TASK DETAILS -> Using the entries that follow, collect the lines where the word "化妆品用化学原料体外皮肤变态反应" appears.
______
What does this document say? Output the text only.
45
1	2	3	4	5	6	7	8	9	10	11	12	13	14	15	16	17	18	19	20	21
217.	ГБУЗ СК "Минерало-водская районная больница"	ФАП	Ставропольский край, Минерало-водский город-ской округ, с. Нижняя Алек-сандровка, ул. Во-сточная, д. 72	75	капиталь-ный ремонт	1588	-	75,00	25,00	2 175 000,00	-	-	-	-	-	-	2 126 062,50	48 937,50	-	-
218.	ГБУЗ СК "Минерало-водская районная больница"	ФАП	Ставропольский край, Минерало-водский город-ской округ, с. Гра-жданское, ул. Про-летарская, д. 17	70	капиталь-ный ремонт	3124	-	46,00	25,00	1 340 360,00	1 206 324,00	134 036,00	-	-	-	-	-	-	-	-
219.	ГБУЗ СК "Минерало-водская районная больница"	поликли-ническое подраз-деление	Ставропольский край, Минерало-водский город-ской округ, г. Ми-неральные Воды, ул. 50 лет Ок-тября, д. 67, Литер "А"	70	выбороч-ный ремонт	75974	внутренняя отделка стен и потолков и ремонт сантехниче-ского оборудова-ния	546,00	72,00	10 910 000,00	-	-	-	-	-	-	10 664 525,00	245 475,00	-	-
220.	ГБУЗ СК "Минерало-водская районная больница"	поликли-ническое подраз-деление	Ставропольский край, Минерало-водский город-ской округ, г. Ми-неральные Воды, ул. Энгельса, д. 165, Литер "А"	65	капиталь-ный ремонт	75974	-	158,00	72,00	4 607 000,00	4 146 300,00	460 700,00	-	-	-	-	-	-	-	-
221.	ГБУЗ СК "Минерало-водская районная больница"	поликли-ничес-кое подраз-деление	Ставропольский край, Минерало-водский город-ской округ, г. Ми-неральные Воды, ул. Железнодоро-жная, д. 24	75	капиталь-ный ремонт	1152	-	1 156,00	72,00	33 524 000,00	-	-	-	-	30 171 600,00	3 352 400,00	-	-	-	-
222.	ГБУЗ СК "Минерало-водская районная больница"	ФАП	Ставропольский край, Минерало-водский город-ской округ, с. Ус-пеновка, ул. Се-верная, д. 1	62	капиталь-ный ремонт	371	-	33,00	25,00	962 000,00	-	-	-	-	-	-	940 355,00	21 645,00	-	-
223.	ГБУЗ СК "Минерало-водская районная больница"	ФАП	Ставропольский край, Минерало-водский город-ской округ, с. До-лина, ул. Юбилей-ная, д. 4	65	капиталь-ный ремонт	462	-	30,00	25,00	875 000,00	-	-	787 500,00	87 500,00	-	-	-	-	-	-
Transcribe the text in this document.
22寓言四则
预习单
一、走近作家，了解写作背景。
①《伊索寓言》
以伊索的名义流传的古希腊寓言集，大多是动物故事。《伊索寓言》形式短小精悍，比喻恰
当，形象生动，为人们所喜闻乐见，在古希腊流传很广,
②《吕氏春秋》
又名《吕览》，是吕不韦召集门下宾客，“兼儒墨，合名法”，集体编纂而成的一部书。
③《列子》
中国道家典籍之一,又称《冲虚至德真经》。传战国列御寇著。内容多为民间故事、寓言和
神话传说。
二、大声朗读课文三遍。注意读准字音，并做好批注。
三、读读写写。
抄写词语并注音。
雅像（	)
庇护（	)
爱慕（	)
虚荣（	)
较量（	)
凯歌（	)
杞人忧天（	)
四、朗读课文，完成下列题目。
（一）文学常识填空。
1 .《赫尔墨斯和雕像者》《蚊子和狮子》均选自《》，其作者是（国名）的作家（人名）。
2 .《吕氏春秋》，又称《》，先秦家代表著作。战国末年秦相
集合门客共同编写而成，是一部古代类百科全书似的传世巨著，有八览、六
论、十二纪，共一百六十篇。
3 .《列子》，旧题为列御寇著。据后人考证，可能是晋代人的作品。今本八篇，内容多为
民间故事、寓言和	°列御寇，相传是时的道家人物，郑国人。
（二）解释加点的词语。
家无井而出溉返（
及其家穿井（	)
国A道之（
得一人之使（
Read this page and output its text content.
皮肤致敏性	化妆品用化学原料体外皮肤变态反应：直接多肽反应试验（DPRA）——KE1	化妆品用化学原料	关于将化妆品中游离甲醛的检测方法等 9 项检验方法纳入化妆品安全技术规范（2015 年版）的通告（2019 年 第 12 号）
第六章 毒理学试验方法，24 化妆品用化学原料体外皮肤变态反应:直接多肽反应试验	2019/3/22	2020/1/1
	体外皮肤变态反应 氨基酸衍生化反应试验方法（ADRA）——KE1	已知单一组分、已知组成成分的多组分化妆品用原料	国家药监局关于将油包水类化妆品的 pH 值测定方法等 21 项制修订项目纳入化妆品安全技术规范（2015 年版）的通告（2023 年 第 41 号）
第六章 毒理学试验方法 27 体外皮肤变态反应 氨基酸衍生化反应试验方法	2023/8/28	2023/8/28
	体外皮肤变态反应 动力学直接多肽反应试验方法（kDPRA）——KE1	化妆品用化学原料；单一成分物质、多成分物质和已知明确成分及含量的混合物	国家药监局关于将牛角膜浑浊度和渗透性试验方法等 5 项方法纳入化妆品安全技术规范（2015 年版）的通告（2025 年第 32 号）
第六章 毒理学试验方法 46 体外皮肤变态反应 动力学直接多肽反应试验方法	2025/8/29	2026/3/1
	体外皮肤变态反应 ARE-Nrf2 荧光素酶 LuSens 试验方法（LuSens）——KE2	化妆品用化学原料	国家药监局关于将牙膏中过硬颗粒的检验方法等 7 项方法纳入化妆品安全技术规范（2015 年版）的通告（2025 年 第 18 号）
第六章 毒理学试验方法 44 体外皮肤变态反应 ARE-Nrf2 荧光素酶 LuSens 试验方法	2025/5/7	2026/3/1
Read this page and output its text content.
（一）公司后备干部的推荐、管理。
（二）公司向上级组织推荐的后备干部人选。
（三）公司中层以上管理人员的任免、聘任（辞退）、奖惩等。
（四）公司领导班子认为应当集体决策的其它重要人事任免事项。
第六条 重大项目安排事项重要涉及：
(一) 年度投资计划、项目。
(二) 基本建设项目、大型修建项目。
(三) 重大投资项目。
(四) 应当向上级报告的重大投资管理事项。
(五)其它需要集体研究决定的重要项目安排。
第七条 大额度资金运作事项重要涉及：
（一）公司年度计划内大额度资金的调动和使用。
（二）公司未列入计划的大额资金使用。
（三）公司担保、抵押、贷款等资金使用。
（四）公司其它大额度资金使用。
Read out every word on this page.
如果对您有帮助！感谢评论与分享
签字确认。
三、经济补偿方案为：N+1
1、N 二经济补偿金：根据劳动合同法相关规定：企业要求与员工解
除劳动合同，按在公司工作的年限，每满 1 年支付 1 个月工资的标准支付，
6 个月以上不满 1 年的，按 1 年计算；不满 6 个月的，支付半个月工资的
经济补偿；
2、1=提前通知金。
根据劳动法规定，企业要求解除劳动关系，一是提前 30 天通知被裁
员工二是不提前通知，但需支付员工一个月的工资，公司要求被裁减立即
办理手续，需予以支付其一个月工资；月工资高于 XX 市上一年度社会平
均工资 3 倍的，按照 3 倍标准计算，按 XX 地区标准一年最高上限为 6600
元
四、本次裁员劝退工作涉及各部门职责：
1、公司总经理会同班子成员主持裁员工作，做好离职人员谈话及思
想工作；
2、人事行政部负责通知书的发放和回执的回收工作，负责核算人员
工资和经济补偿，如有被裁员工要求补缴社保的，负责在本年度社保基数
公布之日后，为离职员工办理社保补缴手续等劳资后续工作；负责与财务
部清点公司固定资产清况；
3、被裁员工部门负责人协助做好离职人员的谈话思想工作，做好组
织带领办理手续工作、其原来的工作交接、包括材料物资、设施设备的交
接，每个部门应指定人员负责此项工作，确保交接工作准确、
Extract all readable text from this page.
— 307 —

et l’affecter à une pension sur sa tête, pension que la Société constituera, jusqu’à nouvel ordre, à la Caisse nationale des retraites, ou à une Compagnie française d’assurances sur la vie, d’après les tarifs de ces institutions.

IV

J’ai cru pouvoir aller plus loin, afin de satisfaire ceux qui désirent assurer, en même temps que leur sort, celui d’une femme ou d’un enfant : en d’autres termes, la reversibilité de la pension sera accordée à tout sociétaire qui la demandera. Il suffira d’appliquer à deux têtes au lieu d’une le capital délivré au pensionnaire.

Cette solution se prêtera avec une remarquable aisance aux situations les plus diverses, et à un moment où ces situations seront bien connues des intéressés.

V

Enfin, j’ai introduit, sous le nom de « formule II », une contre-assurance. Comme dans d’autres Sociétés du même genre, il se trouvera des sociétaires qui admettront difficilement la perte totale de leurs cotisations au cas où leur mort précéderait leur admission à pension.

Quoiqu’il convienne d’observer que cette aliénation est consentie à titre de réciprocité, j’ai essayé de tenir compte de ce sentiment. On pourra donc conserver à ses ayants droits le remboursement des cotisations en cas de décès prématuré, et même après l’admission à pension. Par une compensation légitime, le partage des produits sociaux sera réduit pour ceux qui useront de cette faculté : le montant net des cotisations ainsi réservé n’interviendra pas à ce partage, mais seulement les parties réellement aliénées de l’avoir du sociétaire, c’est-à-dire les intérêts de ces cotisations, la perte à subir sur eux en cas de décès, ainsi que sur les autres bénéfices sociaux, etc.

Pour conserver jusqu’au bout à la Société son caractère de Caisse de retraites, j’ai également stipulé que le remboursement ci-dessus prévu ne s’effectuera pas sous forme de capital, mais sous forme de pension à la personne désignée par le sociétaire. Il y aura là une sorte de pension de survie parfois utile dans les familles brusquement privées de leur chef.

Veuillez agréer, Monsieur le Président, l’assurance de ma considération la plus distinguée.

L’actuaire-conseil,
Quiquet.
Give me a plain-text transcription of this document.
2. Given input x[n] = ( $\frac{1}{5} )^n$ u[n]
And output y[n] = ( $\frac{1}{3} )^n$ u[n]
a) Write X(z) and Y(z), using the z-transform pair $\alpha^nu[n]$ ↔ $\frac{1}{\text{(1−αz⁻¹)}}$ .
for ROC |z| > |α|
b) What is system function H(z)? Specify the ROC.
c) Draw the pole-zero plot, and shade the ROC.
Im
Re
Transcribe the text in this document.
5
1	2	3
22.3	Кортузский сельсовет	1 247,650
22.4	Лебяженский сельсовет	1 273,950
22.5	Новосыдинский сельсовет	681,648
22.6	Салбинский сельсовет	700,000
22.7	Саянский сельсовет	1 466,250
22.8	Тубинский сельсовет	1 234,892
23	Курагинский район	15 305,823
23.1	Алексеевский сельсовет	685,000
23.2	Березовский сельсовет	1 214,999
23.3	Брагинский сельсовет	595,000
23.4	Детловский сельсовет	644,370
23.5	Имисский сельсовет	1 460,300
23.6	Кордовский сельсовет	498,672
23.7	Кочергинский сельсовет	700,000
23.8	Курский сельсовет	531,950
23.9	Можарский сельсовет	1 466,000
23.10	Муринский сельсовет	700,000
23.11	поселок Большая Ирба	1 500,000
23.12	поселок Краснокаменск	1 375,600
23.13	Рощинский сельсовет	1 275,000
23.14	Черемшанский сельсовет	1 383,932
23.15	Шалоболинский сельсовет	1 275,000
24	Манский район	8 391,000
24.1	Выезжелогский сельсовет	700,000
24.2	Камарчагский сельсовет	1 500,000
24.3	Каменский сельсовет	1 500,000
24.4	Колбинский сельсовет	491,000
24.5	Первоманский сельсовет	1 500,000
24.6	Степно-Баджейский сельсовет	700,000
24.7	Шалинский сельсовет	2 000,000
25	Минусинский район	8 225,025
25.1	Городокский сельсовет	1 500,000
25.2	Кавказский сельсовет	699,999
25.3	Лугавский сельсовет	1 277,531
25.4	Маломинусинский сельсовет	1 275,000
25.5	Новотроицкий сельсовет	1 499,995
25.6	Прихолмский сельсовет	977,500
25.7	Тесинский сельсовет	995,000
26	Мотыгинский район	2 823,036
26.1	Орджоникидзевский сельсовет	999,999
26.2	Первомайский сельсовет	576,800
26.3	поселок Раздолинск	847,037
______
ANSWER ->
皮肤致敏性	化妆品用化学原料体外皮肤变态反应：直接多肽反应试验（DPRA）——KE1	化妆品用化学原料	关于将化妆品中游离甲醛的检测方法等 9 项检验方法纳入化妆品安全技术规范（2015 年版）的通告（2019 年 第 12 号）
第六章 毒理学试验方法，24 化妆品用化学原料体外皮肤变态反应:直接多肽反应试验	2019/3/22	2020/1/1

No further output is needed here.